• WHAT YOU WILL DO:
Repeat all the lines below exactly, but omit the pictures.

• INPUT:
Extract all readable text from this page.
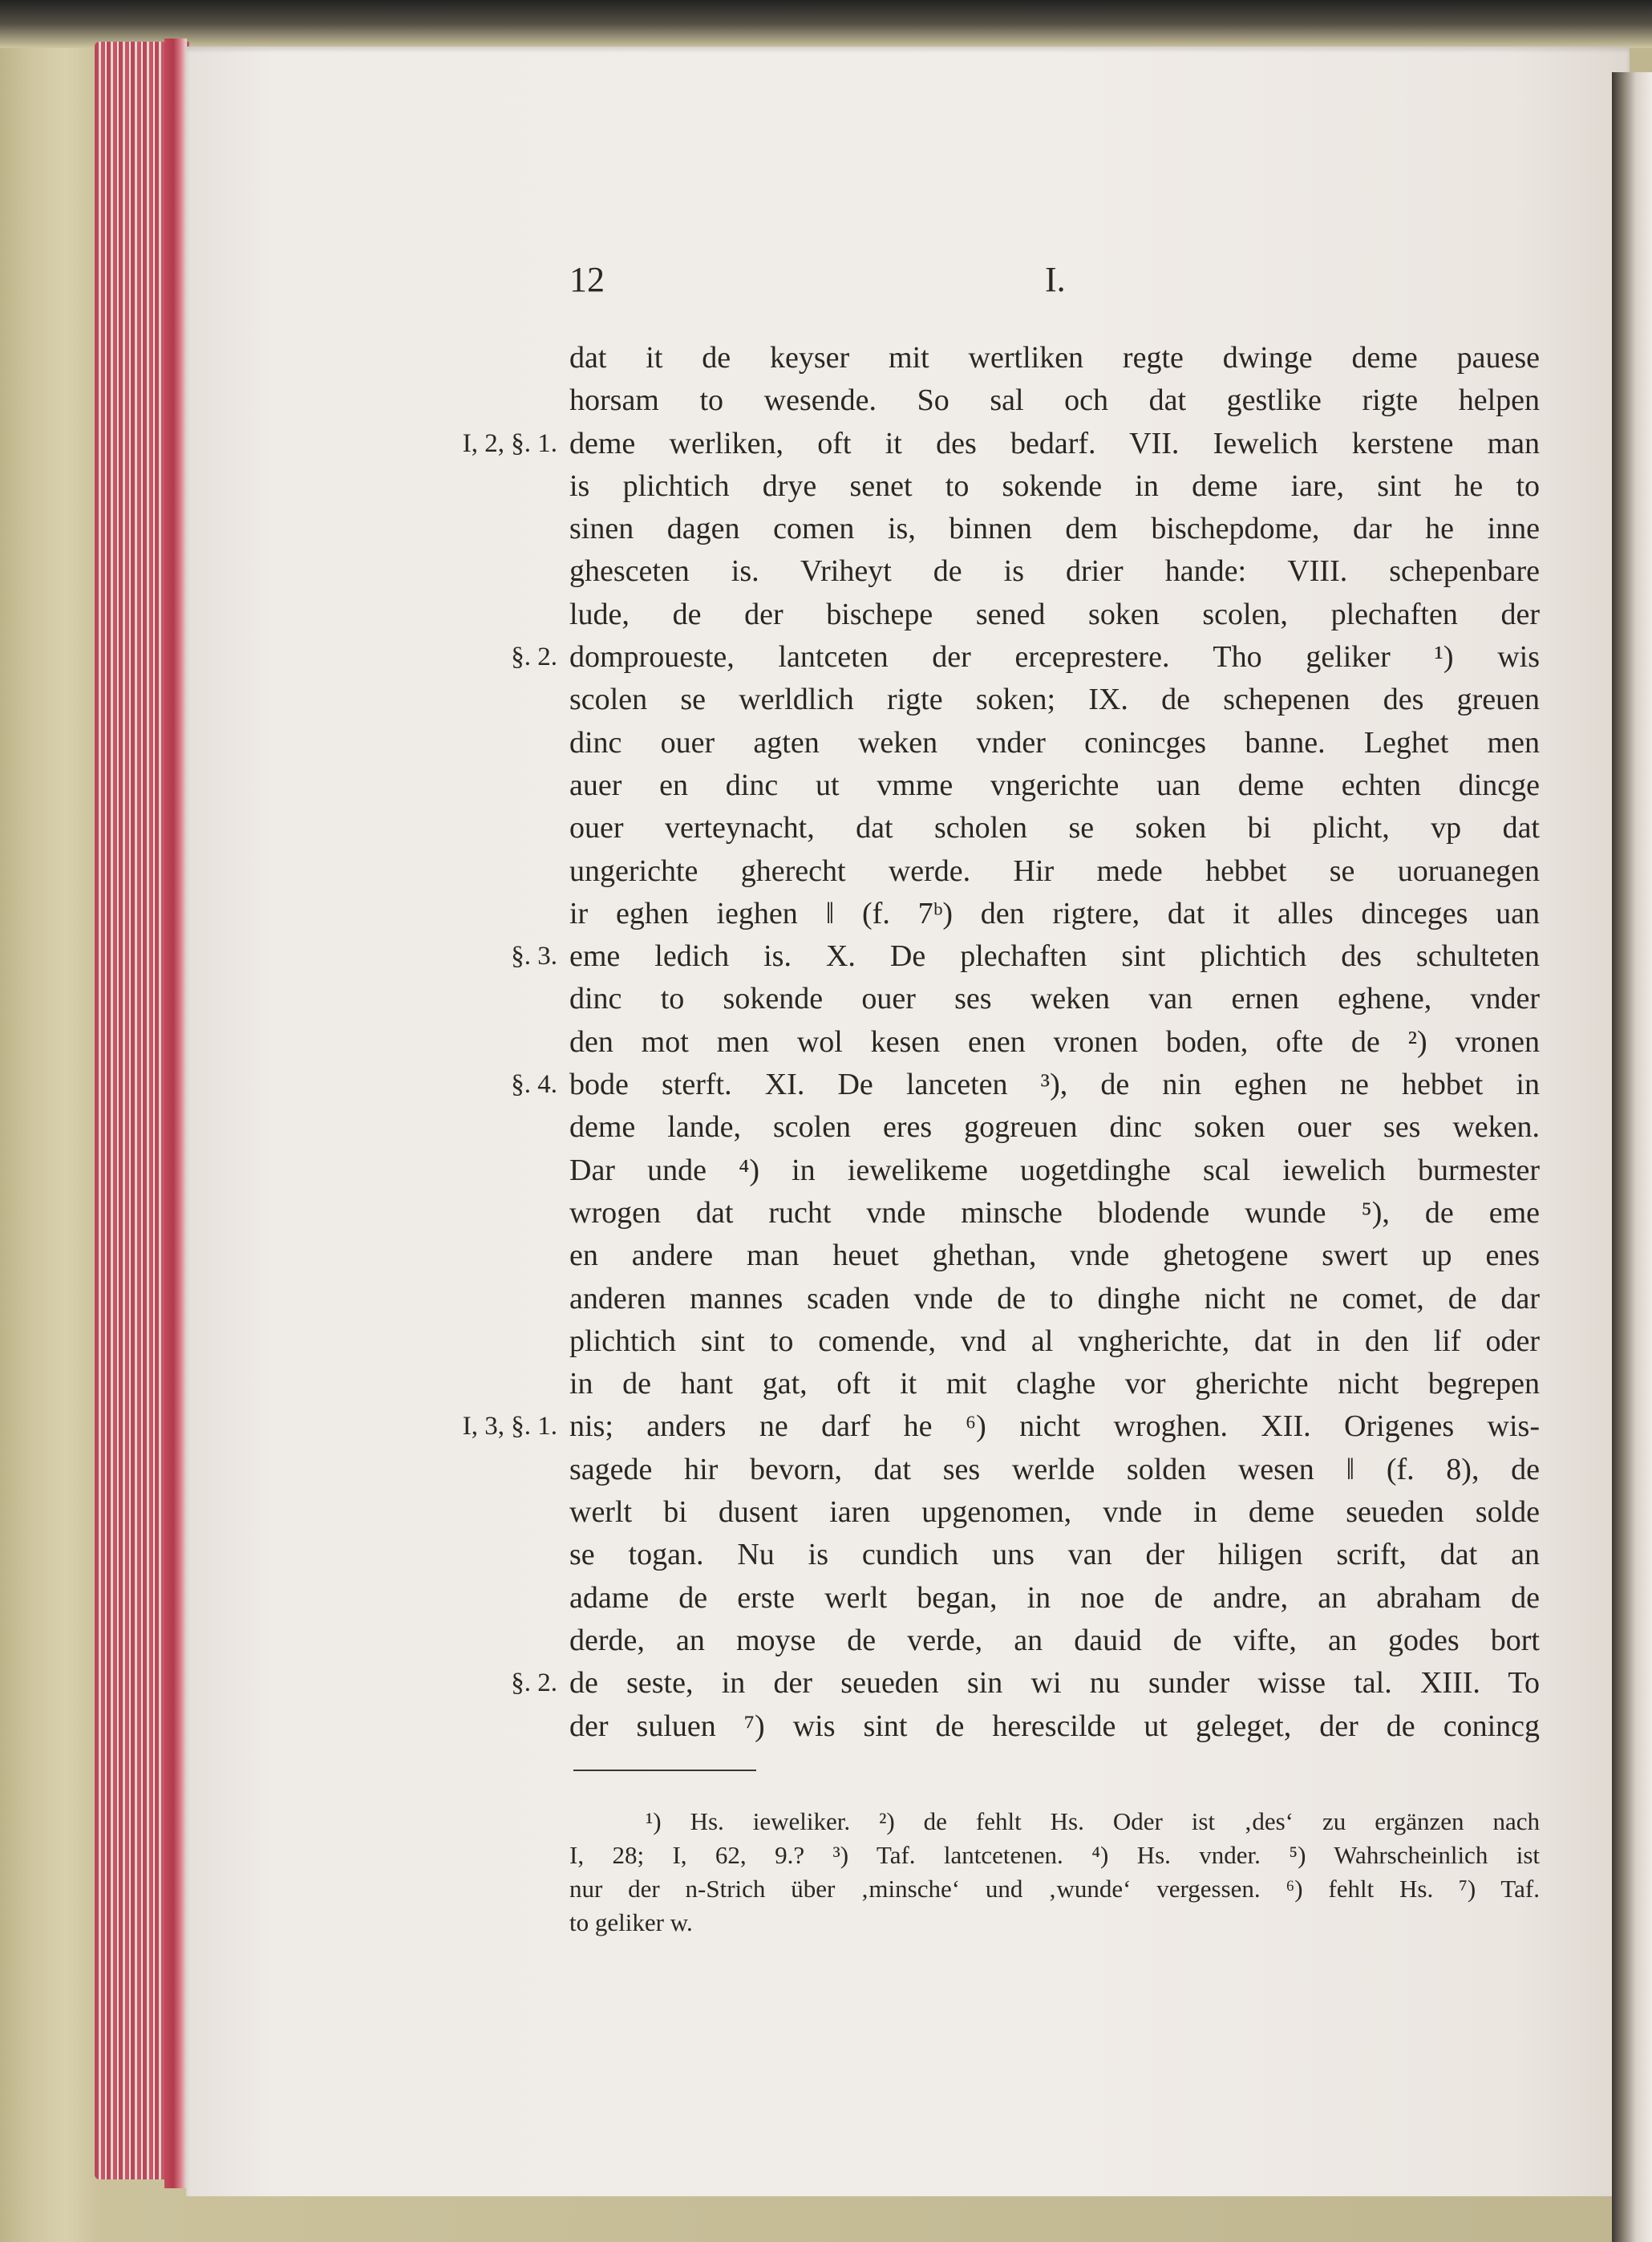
12	I.
dat it de keyser mit wertliken regte dwinge deme pauese
horsam to wesende. So sal och dat gestlike rigte helpen
I, 2, §. 1. deme werliken, oft it des bedarf. VII. Iewelich kerstene man
is plichtich drye senet to sokende in deme iare, sint he to
sinen dagen comen is, binnen dem bischepdome, dar he inne
ghesceten is. Vriheyt de is drier hande: VIII. schepenbare
lude, de der bischepe sened soken scolen, plechaften der
§. 2. domproueste, lantceten der erceprestere. Tho geliker ¹) wis
scolen se werldlich rigte soken; IX. de schepenen des greuen
dinc ouer agten weken vnder conincges banne. Leghet men
auer en dinc ut vmme vngerichte uan deme echten dincge
ouer verteynacht, dat scholen se soken bi plicht, vp dat
ungerichte gherecht werde. Hir mede hebbet se uoruanegen
ir eghen ieghen ‖ (f. 7ᵇ) den rigtere, dat it alles dinceges uan
§. 3. eme ledich is. X. De plechaften sint plichtich des schulteten
dinc to sokende ouer ses weken van ernen eghene, vnder
den mot men wol kesen enen vronen boden, ofte de ²) vronen
§. 4. bode sterft. XI. De lanceten ³), de nin eghen ne hebbet in
deme lande, scolen eres gogreuen dinc soken ouer ses weken.
Dar unde ⁴) in iewelikeme uogetdinghe scal iewelich burmester
wrogen dat rucht vnde minsche blodende wunde ⁵), de eme
en andere man heuet ghethan, vnde ghetogene swert up enes
anderen mannes scaden vnde de to dinghe nicht ne comet, de dar
plichtich sint to comende, vnd al vngherichte, dat in den lif oder
in de hant gat, oft it mit claghe vor gherichte nicht begrepen
I, 3, §. 1. nis; anders ne darf he ⁶) nicht wroghen. XII. Origenes wis-
sagede hir bevorn, dat ses werlde solden wesen ‖ (f. 8), de
werlt bi dusent iaren upgenomen, vnde in deme seueden solde
se togan. Nu is cundich uns van der hiligen scrift, dat an
adame de erste werlt began, in noe de andre, an abraham de
derde, an moyse de verde, an dauid de vifte, an godes bort
§. 2. de seste, in der seueden sin wi nu sunder wisse tal. XIII. To
der suluen ⁷) wis sint de herescilde ut geleget, der de conincg
¹) Hs. ieweliker. ²) de fehlt Hs. Oder ist ‚des‘ zu ergänzen nach
I, 28; I, 62, 9.? ³) Taf. lantcetenen. ⁴) Hs. vnder. ⁵) Wahrscheinlich ist
nur der n-Strich über ‚minsche‘ und ‚wunde‘ vergessen. ⁶) fehlt Hs. ⁷) Taf.
to geliker w.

• RESULT FOR THIS TASK:
Extract all readable text from this page.
12	I.
dat it de keyser mit wertliken regte dwinge deme pauese
horsam to wesende. So sal och dat gestlike rigte helpen
I, 2, §. 1. deme werliken, oft it des bedarf. VII. Iewelich kerstene man
is plichtich drye senet to sokende in deme iare, sint he to
sinen dagen comen is, binnen dem bischepdome, dar he inne
ghesceten is. Vriheyt de is drier hande: VIII. schepenbare
lude, de der bischepe sened soken scolen, plechaften der
§. 2. domproueste, lantceten der erceprestere. Tho geliker ¹) wis
scolen se werldlich rigte soken; IX. de schepenen des greuen
dinc ouer agten weken vnder conincges banne. Leghet men
auer en dinc ut vmme vngerichte uan deme echten dincge
ouer verteynacht, dat scholen se soken bi plicht, vp dat
ungerichte gherecht werde. Hir mede hebbet se uoruanegen
ir eghen ieghen ‖ (f. 7ᵇ) den rigtere, dat it alles dinceges uan
§. 3. eme ledich is. X. De plechaften sint plichtich des schulteten
dinc to sokende ouer ses weken van ernen eghene, vnder
den mot men wol kesen enen vronen boden, ofte de ²) vronen
§. 4. bode sterft. XI. De lanceten ³), de nin eghen ne hebbet in
deme lande, scolen eres gogreuen dinc soken ouer ses weken.
Dar unde ⁴) in iewelikeme uogetdinghe scal iewelich burmester
wrogen dat rucht vnde minsche blodende wunde ⁵), de eme
en andere man heuet ghethan, vnde ghetogene swert up enes
anderen mannes scaden vnde de to dinghe nicht ne comet, de dar
plichtich sint to comende, vnd al vngherichte, dat in den lif oder
in de hant gat, oft it mit claghe vor gherichte nicht begrepen
I, 3, §. 1. nis; anders ne darf he ⁶) nicht wroghen. XII. Origenes wis-
sagede hir bevorn, dat ses werlde solden wesen ‖ (f. 8), de
werlt bi dusent iaren upgenomen, vnde in deme seueden solde
se togan. Nu is cundich uns van der hiligen scrift, dat an
adame de erste werlt began, in noe de andre, an abraham de
derde, an moyse de verde, an dauid de vifte, an godes bort
§. 2. de seste, in der seueden sin wi nu sunder wisse tal. XIII. To
der suluen ⁷) wis sint de herescilde ut geleget, der de conincg
¹) Hs. ieweliker. ²) de fehlt Hs. Oder ist ‚des‘ zu ergänzen nach
I, 28; I, 62, 9.? ³) Taf. lantcetenen. ⁴) Hs. vnder. ⁵) Wahrscheinlich ist
nur der n-Strich über ‚minsche‘ und ‚wunde‘ vergessen. ⁶) fehlt Hs. ⁷) Taf.
to geliker w.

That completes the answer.